* Start EXTRACTED RECORDS *

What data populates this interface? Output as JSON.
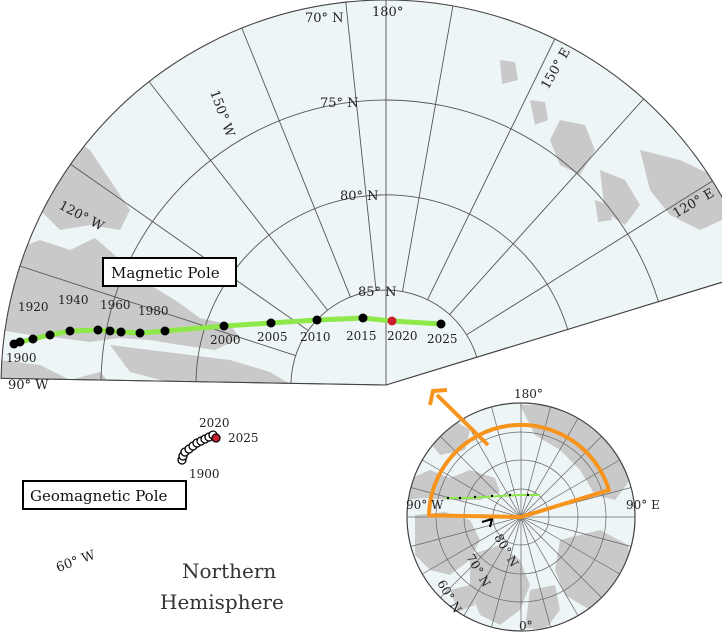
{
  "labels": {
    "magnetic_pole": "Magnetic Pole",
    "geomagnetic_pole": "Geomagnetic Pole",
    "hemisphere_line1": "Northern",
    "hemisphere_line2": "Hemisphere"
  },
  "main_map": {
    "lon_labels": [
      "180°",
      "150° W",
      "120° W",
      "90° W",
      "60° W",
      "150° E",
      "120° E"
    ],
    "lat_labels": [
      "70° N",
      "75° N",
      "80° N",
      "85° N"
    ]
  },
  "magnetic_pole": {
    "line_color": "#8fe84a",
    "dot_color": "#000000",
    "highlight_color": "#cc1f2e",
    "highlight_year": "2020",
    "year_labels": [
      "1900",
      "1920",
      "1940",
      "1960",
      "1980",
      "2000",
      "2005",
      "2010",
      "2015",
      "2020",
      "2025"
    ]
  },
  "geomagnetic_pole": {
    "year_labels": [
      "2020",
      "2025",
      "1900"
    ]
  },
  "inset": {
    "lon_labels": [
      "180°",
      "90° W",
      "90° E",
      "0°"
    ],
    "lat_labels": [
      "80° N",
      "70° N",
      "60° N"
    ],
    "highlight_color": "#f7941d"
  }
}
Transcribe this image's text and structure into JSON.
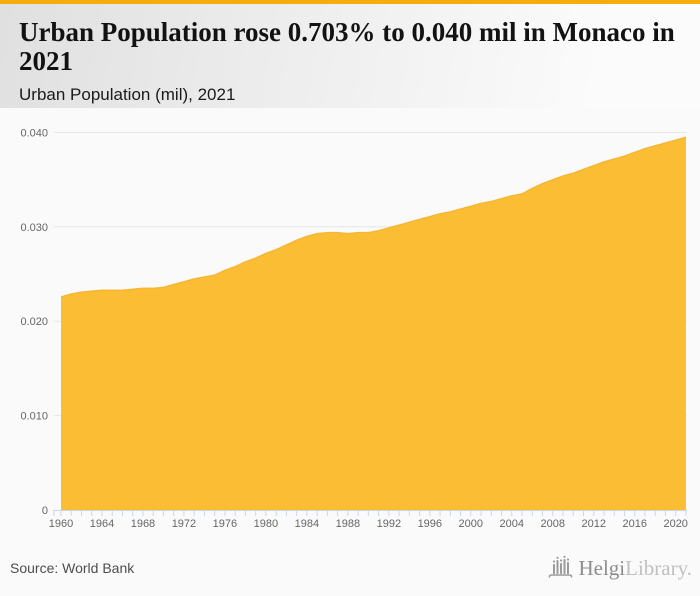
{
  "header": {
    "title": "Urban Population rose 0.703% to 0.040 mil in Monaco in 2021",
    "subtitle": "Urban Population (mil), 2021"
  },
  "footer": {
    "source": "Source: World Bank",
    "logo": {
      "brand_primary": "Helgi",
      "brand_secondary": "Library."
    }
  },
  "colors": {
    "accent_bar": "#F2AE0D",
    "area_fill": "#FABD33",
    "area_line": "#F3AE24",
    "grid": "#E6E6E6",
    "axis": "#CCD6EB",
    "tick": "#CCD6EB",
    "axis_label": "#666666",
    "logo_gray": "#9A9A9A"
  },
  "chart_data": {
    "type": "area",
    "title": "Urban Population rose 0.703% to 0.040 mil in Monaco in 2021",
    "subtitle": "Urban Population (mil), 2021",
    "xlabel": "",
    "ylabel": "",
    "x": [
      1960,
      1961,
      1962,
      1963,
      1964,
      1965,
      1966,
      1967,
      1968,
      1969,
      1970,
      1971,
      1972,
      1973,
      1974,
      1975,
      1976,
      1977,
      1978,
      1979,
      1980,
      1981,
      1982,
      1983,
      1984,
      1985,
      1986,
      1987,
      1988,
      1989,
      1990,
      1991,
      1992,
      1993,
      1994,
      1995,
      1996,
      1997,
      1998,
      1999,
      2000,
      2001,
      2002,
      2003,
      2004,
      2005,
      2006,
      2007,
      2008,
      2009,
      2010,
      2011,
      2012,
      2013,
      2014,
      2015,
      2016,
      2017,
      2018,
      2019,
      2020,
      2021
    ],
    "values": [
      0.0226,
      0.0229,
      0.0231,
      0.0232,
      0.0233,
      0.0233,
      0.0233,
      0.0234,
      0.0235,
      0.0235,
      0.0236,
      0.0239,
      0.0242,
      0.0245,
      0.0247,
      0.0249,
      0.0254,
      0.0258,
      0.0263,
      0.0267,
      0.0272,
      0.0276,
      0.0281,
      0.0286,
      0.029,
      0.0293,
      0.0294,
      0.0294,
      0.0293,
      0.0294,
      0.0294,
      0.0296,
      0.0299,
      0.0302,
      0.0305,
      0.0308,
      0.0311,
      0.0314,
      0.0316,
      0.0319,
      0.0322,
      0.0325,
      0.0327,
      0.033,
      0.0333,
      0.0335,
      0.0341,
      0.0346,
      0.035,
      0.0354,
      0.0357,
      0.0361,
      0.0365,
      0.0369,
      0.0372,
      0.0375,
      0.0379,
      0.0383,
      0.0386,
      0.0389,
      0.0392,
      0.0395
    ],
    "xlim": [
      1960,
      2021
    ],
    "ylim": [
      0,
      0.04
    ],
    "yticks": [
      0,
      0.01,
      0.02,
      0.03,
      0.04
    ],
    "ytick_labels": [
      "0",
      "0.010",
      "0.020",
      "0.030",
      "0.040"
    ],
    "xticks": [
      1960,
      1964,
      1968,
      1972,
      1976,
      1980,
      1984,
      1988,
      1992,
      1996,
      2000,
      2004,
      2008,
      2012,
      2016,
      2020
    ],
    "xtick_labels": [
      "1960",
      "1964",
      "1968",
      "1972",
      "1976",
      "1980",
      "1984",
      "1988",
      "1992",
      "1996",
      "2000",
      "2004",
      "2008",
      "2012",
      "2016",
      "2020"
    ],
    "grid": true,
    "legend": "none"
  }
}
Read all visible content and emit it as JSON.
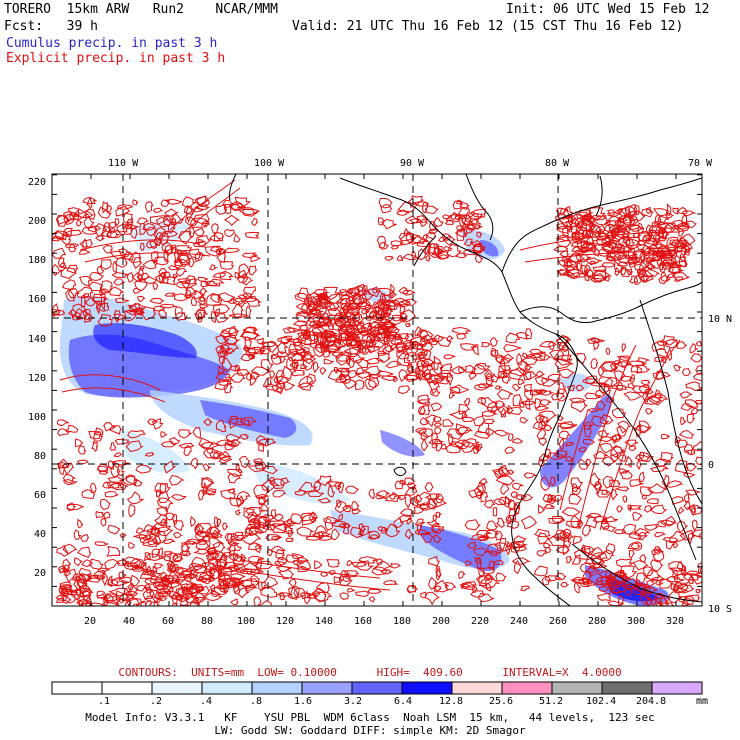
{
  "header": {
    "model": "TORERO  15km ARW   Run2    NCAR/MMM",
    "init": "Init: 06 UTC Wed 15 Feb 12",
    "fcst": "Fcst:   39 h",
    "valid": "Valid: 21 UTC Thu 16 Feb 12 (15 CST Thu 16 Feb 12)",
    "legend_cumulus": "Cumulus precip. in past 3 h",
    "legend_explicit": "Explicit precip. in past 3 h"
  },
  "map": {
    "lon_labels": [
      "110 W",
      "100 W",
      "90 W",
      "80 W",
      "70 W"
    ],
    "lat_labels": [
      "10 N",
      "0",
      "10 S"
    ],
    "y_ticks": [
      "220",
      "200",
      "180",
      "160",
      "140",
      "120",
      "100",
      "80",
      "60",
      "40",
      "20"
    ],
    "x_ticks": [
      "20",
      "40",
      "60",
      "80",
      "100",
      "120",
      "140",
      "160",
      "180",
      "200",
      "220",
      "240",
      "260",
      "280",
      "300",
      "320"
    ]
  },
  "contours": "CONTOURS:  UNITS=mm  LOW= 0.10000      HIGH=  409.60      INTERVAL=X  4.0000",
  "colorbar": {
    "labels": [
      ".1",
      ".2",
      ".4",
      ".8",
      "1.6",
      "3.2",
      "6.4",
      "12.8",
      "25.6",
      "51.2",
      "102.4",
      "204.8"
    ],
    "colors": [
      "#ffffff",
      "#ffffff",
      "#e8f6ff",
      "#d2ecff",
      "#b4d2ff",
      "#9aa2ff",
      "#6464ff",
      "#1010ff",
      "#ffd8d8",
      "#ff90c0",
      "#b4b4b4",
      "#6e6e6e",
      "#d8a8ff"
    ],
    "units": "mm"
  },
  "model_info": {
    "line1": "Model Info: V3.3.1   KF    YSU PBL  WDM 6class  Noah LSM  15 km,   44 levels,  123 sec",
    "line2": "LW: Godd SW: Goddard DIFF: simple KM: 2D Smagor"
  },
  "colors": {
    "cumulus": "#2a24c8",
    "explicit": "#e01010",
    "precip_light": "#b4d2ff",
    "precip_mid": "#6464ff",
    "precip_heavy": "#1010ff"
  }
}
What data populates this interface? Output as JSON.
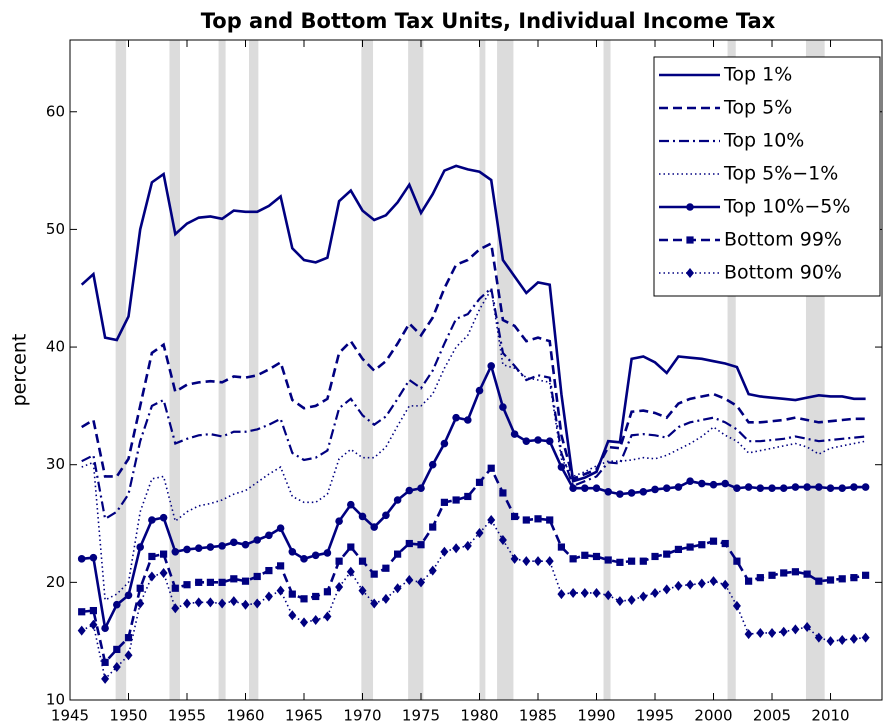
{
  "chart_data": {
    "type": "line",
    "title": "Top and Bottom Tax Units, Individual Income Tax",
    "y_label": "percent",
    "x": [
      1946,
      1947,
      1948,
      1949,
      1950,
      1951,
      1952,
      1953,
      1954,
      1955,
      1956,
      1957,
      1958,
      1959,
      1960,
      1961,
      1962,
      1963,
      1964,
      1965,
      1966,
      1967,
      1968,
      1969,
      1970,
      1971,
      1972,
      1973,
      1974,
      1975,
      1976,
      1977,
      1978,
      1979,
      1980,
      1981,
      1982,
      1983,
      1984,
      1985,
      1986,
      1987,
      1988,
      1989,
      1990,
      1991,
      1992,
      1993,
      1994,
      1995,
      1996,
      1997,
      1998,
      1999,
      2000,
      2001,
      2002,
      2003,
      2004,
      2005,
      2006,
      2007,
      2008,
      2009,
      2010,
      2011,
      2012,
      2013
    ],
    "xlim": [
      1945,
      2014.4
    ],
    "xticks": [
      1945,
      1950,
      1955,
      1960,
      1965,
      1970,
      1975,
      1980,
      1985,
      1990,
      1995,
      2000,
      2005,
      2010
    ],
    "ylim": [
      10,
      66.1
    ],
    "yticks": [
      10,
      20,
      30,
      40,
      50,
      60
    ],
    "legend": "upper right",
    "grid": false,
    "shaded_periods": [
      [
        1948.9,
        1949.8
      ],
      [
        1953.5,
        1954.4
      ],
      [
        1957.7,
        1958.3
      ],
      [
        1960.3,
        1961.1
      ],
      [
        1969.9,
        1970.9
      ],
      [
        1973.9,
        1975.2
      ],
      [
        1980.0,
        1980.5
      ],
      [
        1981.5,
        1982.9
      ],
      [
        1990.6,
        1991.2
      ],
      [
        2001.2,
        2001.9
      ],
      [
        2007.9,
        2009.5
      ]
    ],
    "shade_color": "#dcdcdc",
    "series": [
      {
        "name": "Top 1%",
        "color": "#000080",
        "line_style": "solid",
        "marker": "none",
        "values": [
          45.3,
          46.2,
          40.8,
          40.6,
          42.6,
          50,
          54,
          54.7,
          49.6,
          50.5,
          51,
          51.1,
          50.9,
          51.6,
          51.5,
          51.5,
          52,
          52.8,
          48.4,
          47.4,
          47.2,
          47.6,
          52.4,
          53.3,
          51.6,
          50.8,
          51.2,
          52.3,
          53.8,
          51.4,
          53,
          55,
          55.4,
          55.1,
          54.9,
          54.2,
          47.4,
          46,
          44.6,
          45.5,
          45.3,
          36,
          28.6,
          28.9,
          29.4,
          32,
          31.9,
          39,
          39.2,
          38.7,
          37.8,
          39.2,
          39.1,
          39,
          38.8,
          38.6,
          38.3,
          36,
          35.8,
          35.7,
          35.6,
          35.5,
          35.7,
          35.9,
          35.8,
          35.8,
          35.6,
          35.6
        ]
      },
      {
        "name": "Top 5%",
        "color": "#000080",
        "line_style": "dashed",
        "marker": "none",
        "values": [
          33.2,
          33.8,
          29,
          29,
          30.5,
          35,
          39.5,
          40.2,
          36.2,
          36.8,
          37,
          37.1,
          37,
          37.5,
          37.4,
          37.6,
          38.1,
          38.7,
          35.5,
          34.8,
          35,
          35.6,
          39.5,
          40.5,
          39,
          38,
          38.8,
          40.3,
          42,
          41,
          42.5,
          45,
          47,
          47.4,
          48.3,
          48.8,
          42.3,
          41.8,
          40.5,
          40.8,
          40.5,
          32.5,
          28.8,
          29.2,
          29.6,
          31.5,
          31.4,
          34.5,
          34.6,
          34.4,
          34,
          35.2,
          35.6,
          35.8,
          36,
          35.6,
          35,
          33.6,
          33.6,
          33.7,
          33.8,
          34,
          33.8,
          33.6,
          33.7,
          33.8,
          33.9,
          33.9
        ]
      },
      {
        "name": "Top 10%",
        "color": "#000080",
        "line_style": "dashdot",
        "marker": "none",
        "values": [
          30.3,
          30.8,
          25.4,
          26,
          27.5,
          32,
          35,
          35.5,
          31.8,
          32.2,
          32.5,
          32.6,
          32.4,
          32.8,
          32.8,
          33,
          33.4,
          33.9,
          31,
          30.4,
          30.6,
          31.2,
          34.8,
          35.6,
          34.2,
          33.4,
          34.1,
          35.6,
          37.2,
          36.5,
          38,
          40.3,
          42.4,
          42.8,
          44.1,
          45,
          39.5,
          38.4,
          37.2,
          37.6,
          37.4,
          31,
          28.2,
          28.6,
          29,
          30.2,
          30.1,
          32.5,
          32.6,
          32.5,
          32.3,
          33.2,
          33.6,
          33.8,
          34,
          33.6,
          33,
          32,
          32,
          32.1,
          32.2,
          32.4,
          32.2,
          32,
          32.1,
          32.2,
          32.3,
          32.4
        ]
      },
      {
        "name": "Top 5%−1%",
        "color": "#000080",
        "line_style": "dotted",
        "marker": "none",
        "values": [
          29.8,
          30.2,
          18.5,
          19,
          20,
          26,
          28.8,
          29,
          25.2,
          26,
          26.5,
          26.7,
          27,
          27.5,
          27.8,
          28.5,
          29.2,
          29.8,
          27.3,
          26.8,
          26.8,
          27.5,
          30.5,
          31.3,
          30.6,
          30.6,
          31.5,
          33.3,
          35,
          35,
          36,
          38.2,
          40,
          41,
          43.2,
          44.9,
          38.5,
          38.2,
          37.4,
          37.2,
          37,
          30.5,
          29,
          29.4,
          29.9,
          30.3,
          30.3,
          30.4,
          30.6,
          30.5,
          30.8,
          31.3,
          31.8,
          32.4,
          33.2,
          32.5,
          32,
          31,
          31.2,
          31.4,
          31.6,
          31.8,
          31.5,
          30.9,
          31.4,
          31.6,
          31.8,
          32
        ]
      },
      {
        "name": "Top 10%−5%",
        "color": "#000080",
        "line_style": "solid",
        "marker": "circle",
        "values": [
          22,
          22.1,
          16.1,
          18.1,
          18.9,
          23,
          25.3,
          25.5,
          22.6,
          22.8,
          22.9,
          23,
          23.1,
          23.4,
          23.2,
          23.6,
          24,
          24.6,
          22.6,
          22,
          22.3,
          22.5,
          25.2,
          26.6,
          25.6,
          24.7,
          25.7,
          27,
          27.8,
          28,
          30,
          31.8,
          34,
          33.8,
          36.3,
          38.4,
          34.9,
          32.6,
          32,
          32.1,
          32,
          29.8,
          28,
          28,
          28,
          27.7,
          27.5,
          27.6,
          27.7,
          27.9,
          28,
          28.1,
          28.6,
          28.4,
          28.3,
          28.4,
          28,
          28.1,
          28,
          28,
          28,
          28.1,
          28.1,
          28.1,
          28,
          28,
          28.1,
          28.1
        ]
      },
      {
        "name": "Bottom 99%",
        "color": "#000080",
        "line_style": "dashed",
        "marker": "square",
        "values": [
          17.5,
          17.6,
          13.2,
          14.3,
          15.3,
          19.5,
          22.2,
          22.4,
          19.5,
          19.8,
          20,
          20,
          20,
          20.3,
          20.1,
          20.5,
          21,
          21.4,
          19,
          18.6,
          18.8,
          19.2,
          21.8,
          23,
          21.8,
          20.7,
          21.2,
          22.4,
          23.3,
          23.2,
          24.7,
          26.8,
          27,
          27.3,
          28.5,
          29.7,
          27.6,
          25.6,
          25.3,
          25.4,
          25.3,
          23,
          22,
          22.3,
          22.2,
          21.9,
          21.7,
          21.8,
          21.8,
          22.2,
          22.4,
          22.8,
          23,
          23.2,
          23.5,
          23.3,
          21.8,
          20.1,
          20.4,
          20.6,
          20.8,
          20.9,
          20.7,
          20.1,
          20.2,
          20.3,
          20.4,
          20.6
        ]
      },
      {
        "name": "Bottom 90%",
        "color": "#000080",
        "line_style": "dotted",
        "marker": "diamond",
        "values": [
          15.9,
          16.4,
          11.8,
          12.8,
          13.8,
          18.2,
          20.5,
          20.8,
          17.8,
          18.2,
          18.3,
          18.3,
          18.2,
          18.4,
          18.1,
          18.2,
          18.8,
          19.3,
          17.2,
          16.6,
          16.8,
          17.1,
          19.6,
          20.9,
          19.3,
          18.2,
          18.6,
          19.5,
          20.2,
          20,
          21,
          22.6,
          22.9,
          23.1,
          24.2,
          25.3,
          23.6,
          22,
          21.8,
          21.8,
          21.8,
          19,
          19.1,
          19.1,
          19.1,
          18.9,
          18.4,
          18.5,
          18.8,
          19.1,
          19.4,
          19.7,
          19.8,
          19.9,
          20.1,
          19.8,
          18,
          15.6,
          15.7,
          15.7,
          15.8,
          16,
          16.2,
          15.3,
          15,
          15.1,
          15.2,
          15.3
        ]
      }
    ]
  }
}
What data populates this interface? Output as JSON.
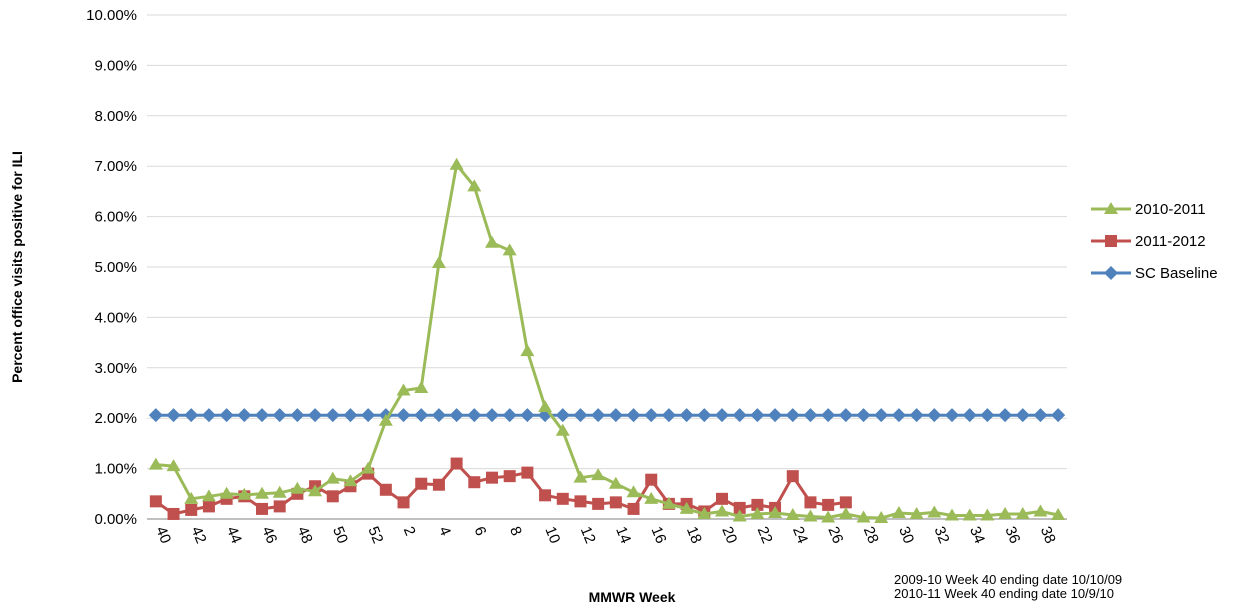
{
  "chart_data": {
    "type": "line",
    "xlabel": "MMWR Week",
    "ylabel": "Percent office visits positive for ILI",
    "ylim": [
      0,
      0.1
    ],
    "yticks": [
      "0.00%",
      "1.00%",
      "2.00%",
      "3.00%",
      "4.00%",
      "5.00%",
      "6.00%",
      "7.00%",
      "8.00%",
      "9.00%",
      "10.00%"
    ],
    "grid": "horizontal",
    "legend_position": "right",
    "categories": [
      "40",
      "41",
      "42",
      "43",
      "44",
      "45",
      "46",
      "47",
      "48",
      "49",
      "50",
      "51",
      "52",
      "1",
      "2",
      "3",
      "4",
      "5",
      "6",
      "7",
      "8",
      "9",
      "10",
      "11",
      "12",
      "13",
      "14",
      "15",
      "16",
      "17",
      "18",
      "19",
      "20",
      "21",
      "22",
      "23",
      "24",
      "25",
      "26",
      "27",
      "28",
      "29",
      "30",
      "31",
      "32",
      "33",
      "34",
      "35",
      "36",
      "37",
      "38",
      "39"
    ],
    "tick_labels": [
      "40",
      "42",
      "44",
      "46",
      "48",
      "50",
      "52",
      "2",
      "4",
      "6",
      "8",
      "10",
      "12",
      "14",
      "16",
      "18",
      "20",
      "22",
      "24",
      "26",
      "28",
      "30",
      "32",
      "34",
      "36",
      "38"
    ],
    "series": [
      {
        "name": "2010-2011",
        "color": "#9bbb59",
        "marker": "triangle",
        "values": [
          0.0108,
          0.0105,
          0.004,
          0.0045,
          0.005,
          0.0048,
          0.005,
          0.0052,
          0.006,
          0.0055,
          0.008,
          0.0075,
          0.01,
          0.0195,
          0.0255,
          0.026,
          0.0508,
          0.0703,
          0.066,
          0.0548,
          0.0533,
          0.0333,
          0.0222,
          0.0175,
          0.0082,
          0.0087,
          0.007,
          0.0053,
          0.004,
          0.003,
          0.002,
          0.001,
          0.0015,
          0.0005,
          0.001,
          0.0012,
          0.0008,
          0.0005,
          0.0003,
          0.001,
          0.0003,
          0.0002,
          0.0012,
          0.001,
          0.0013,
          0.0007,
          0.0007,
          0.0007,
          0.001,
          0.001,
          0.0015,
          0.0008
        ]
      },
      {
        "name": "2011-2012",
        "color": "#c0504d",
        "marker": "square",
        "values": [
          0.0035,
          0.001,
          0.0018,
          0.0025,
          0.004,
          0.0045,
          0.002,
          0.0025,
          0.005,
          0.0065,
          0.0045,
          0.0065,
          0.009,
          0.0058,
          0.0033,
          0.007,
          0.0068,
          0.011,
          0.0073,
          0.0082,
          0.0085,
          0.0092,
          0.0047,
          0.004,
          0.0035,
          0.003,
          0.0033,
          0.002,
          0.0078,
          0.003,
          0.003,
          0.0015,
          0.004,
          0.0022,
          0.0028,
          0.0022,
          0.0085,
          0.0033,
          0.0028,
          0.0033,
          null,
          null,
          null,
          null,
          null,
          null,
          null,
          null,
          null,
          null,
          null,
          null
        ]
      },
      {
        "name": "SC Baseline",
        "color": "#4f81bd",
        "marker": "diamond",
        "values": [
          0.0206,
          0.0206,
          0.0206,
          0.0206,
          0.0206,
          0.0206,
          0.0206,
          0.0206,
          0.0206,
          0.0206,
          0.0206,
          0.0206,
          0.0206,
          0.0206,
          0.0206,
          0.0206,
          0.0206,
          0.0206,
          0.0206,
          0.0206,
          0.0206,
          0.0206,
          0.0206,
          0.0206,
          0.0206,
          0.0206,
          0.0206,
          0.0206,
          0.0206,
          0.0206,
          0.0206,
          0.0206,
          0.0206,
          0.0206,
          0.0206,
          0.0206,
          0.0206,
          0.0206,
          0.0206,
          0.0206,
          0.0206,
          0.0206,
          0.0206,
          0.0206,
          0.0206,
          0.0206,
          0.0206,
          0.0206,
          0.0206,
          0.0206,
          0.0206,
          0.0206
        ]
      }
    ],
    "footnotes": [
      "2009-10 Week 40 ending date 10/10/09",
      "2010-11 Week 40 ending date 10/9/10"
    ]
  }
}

* End EXTRACTED RECORDS *

◆ **EXERCISE**:
Choose all lines containing the string "date" and copy them out.

◆ **FINISHED TASK**:
      "2009-10 Week 40 ending date 10/10/09",
      "2010-11 Week 40 ending date 10/9/10"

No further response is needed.